To do: Restate the complete material exactly.

Task data:

------------

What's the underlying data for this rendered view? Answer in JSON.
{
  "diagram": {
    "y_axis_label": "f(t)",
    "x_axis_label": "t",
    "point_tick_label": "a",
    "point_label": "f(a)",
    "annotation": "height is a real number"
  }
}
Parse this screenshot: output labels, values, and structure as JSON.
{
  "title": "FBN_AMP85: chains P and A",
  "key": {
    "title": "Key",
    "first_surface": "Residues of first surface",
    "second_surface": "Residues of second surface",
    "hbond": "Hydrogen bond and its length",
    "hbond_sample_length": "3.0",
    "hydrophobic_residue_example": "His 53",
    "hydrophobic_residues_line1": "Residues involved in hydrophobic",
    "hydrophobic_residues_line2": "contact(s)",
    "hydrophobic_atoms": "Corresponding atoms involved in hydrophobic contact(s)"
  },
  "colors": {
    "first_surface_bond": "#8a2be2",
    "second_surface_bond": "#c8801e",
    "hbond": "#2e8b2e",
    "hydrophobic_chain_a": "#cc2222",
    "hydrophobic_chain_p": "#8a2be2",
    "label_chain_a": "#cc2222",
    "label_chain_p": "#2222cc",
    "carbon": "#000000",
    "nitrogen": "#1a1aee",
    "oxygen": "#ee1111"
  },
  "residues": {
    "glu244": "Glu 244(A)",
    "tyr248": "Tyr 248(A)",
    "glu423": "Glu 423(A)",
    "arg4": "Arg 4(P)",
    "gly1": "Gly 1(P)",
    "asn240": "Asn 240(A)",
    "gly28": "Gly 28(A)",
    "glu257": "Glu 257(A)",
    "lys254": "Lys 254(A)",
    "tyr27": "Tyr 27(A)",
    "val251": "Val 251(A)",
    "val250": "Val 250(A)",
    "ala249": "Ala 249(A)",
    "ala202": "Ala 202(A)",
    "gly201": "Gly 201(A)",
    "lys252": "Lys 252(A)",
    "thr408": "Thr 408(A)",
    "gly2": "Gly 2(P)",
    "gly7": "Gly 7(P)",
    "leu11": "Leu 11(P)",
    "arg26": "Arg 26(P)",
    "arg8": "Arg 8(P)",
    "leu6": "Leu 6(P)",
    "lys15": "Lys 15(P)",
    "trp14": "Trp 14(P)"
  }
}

------------

Exercise output:
What's the underlying data for this rendered view? Answer in JSON.
{
  "diagram": {
    "y_axis_label": "f(t)",
    "x_axis_label": "t",
    "point_tick_label": "a",
    "point_label": "f(a)",
    "annotation": "height is a real number"
  }
}
Parse this screenshot: output labels, values, and structure as JSON.
{
  "title": "FBN_AMP85: chains P and A",
  "key": {
    "title": "Key",
    "first_surface": "Residues of first surface",
    "second_surface": "Residues of second surface",
    "hbond": "Hydrogen bond and its length",
    "hbond_sample_length": "3.0",
    "hydrophobic_residue_example": "His 53",
    "hydrophobic_residues_line1": "Residues involved in hydrophobic",
    "hydrophobic_residues_line2": "contact(s)",
    "hydrophobic_atoms": "Corresponding atoms involved in hydrophobic contact(s)"
  },
  "colors": {
    "first_surface_bond": "#8a2be2",
    "second_surface_bond": "#c8801e",
    "hbond": "#2e8b2e",
    "hydrophobic_chain_a": "#cc2222",
    "hydrophobic_chain_p": "#8a2be2",
    "label_chain_a": "#cc2222",
    "label_chain_p": "#2222cc",
    "carbon": "#000000",
    "nitrogen": "#1a1aee",
    "oxygen": "#ee1111"
  },
  "residues": {
    "glu244": "Glu 244(A)",
    "tyr248": "Tyr 248(A)",
    "glu423": "Glu 423(A)",
    "arg4": "Arg 4(P)",
    "gly1": "Gly 1(P)",
    "asn240": "Asn 240(A)",
    "gly28": "Gly 28(A)",
    "glu257": "Glu 257(A)",
    "lys254": "Lys 254(A)",
    "tyr27": "Tyr 27(A)",
    "val251": "Val 251(A)",
    "val250": "Val 250(A)",
    "ala249": "Ala 249(A)",
    "ala202": "Ala 202(A)",
    "gly201": "Gly 201(A)",
    "lys252": "Lys 252(A)",
    "thr408": "Thr 408(A)",
    "gly2": "Gly 2(P)",
    "gly7": "Gly 7(P)",
    "leu11": "Leu 11(P)",
    "arg26": "Arg 26(P)",
    "arg8": "Arg 8(P)",
    "leu6": "Leu 6(P)",
    "lys15": "Lys 15(P)",
    "trp14": "Trp 14(P)"
  }
}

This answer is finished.